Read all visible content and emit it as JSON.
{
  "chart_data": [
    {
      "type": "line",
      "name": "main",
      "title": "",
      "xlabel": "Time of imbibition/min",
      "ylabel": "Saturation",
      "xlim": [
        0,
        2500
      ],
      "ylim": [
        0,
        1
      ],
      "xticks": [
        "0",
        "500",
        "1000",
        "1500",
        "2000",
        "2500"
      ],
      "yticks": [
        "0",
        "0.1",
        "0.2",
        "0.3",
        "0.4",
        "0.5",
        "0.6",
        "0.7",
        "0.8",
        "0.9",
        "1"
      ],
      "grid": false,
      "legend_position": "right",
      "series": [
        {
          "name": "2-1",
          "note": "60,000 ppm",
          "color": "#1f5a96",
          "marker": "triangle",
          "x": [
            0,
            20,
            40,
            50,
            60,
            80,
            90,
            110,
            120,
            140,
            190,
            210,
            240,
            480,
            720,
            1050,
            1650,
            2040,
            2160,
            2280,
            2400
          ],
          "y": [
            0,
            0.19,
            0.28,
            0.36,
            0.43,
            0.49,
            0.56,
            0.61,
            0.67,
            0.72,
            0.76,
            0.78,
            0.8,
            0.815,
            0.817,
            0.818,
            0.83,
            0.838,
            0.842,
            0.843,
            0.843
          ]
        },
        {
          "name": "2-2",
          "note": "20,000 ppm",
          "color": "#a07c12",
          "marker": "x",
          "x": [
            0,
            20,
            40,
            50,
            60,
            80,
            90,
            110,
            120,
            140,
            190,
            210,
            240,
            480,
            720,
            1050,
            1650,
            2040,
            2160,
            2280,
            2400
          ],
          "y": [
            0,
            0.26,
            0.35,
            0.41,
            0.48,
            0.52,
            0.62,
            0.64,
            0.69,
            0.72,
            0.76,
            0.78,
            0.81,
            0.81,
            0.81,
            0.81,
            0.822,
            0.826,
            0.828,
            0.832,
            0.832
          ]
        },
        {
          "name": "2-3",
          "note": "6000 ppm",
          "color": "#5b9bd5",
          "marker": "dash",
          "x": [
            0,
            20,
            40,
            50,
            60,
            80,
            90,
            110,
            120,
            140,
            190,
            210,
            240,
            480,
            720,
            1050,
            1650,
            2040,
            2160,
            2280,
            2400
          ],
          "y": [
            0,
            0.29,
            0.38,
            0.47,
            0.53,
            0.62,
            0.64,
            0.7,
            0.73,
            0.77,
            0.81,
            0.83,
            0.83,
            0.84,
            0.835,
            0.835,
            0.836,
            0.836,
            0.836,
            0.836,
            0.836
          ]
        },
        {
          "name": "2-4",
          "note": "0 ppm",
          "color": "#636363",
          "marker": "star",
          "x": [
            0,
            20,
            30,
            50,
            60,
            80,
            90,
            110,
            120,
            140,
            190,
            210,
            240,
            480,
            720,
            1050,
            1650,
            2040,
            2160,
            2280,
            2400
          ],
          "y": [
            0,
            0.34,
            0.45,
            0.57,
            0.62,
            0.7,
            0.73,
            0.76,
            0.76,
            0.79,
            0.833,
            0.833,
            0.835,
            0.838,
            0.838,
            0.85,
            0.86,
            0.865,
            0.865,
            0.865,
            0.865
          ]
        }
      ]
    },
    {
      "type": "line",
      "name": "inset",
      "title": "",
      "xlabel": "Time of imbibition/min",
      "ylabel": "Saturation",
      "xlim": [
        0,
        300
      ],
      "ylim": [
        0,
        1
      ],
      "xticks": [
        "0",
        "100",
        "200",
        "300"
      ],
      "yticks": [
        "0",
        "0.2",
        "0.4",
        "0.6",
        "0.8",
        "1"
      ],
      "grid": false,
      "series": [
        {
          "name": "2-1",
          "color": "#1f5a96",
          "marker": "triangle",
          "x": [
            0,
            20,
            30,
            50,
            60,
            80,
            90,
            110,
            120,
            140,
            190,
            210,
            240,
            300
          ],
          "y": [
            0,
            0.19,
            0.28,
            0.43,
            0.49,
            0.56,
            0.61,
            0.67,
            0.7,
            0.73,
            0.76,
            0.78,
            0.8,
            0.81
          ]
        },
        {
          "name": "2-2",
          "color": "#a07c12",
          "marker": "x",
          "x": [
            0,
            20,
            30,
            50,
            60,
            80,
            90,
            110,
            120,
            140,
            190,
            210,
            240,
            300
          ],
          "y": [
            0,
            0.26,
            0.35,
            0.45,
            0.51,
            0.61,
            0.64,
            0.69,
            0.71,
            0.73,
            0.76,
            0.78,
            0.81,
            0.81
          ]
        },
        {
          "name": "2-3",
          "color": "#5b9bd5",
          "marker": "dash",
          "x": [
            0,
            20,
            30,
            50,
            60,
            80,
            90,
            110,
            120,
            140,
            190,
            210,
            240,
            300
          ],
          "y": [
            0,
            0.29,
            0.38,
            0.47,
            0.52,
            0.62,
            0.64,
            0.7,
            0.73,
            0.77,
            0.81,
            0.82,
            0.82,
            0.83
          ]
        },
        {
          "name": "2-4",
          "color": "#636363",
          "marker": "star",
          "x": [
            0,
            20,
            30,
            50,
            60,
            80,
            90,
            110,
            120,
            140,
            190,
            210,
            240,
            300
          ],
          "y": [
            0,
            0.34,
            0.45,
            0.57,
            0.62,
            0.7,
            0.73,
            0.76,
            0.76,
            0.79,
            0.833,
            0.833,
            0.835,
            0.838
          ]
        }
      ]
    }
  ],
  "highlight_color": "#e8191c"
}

◆ Exercise requirements
Once more, set down the full listing, verbatim.

◆ Result of the exercise
Read all visible content and emit it as JSON.
{
  "chart_data": [
    {
      "type": "line",
      "name": "main",
      "title": "",
      "xlabel": "Time of imbibition/min",
      "ylabel": "Saturation",
      "xlim": [
        0,
        2500
      ],
      "ylim": [
        0,
        1
      ],
      "xticks": [
        "0",
        "500",
        "1000",
        "1500",
        "2000",
        "2500"
      ],
      "yticks": [
        "0",
        "0.1",
        "0.2",
        "0.3",
        "0.4",
        "0.5",
        "0.6",
        "0.7",
        "0.8",
        "0.9",
        "1"
      ],
      "grid": false,
      "legend_position": "right",
      "series": [
        {
          "name": "2-1",
          "note": "60,000 ppm",
          "color": "#1f5a96",
          "marker": "triangle",
          "x": [
            0,
            20,
            40,
            50,
            60,
            80,
            90,
            110,
            120,
            140,
            190,
            210,
            240,
            480,
            720,
            1050,
            1650,
            2040,
            2160,
            2280,
            2400
          ],
          "y": [
            0,
            0.19,
            0.28,
            0.36,
            0.43,
            0.49,
            0.56,
            0.61,
            0.67,
            0.72,
            0.76,
            0.78,
            0.8,
            0.815,
            0.817,
            0.818,
            0.83,
            0.838,
            0.842,
            0.843,
            0.843
          ]
        },
        {
          "name": "2-2",
          "note": "20,000 ppm",
          "color": "#a07c12",
          "marker": "x",
          "x": [
            0,
            20,
            40,
            50,
            60,
            80,
            90,
            110,
            120,
            140,
            190,
            210,
            240,
            480,
            720,
            1050,
            1650,
            2040,
            2160,
            2280,
            2400
          ],
          "y": [
            0,
            0.26,
            0.35,
            0.41,
            0.48,
            0.52,
            0.62,
            0.64,
            0.69,
            0.72,
            0.76,
            0.78,
            0.81,
            0.81,
            0.81,
            0.81,
            0.822,
            0.826,
            0.828,
            0.832,
            0.832
          ]
        },
        {
          "name": "2-3",
          "note": "6000 ppm",
          "color": "#5b9bd5",
          "marker": "dash",
          "x": [
            0,
            20,
            40,
            50,
            60,
            80,
            90,
            110,
            120,
            140,
            190,
            210,
            240,
            480,
            720,
            1050,
            1650,
            2040,
            2160,
            2280,
            2400
          ],
          "y": [
            0,
            0.29,
            0.38,
            0.47,
            0.53,
            0.62,
            0.64,
            0.7,
            0.73,
            0.77,
            0.81,
            0.83,
            0.83,
            0.84,
            0.835,
            0.835,
            0.836,
            0.836,
            0.836,
            0.836,
            0.836
          ]
        },
        {
          "name": "2-4",
          "note": "0 ppm",
          "color": "#636363",
          "marker": "star",
          "x": [
            0,
            20,
            30,
            50,
            60,
            80,
            90,
            110,
            120,
            140,
            190,
            210,
            240,
            480,
            720,
            1050,
            1650,
            2040,
            2160,
            2280,
            2400
          ],
          "y": [
            0,
            0.34,
            0.45,
            0.57,
            0.62,
            0.7,
            0.73,
            0.76,
            0.76,
            0.79,
            0.833,
            0.833,
            0.835,
            0.838,
            0.838,
            0.85,
            0.86,
            0.865,
            0.865,
            0.865,
            0.865
          ]
        }
      ]
    },
    {
      "type": "line",
      "name": "inset",
      "title": "",
      "xlabel": "Time of imbibition/min",
      "ylabel": "Saturation",
      "xlim": [
        0,
        300
      ],
      "ylim": [
        0,
        1
      ],
      "xticks": [
        "0",
        "100",
        "200",
        "300"
      ],
      "yticks": [
        "0",
        "0.2",
        "0.4",
        "0.6",
        "0.8",
        "1"
      ],
      "grid": false,
      "series": [
        {
          "name": "2-1",
          "color": "#1f5a96",
          "marker": "triangle",
          "x": [
            0,
            20,
            30,
            50,
            60,
            80,
            90,
            110,
            120,
            140,
            190,
            210,
            240,
            300
          ],
          "y": [
            0,
            0.19,
            0.28,
            0.43,
            0.49,
            0.56,
            0.61,
            0.67,
            0.7,
            0.73,
            0.76,
            0.78,
            0.8,
            0.81
          ]
        },
        {
          "name": "2-2",
          "color": "#a07c12",
          "marker": "x",
          "x": [
            0,
            20,
            30,
            50,
            60,
            80,
            90,
            110,
            120,
            140,
            190,
            210,
            240,
            300
          ],
          "y": [
            0,
            0.26,
            0.35,
            0.45,
            0.51,
            0.61,
            0.64,
            0.69,
            0.71,
            0.73,
            0.76,
            0.78,
            0.81,
            0.81
          ]
        },
        {
          "name": "2-3",
          "color": "#5b9bd5",
          "marker": "dash",
          "x": [
            0,
            20,
            30,
            50,
            60,
            80,
            90,
            110,
            120,
            140,
            190,
            210,
            240,
            300
          ],
          "y": [
            0,
            0.29,
            0.38,
            0.47,
            0.52,
            0.62,
            0.64,
            0.7,
            0.73,
            0.77,
            0.81,
            0.82,
            0.82,
            0.83
          ]
        },
        {
          "name": "2-4",
          "color": "#636363",
          "marker": "star",
          "x": [
            0,
            20,
            30,
            50,
            60,
            80,
            90,
            110,
            120,
            140,
            190,
            210,
            240,
            300
          ],
          "y": [
            0,
            0.34,
            0.45,
            0.57,
            0.62,
            0.7,
            0.73,
            0.76,
            0.76,
            0.79,
            0.833,
            0.833,
            0.835,
            0.838
          ]
        }
      ]
    }
  ],
  "highlight_color": "#e8191c"
}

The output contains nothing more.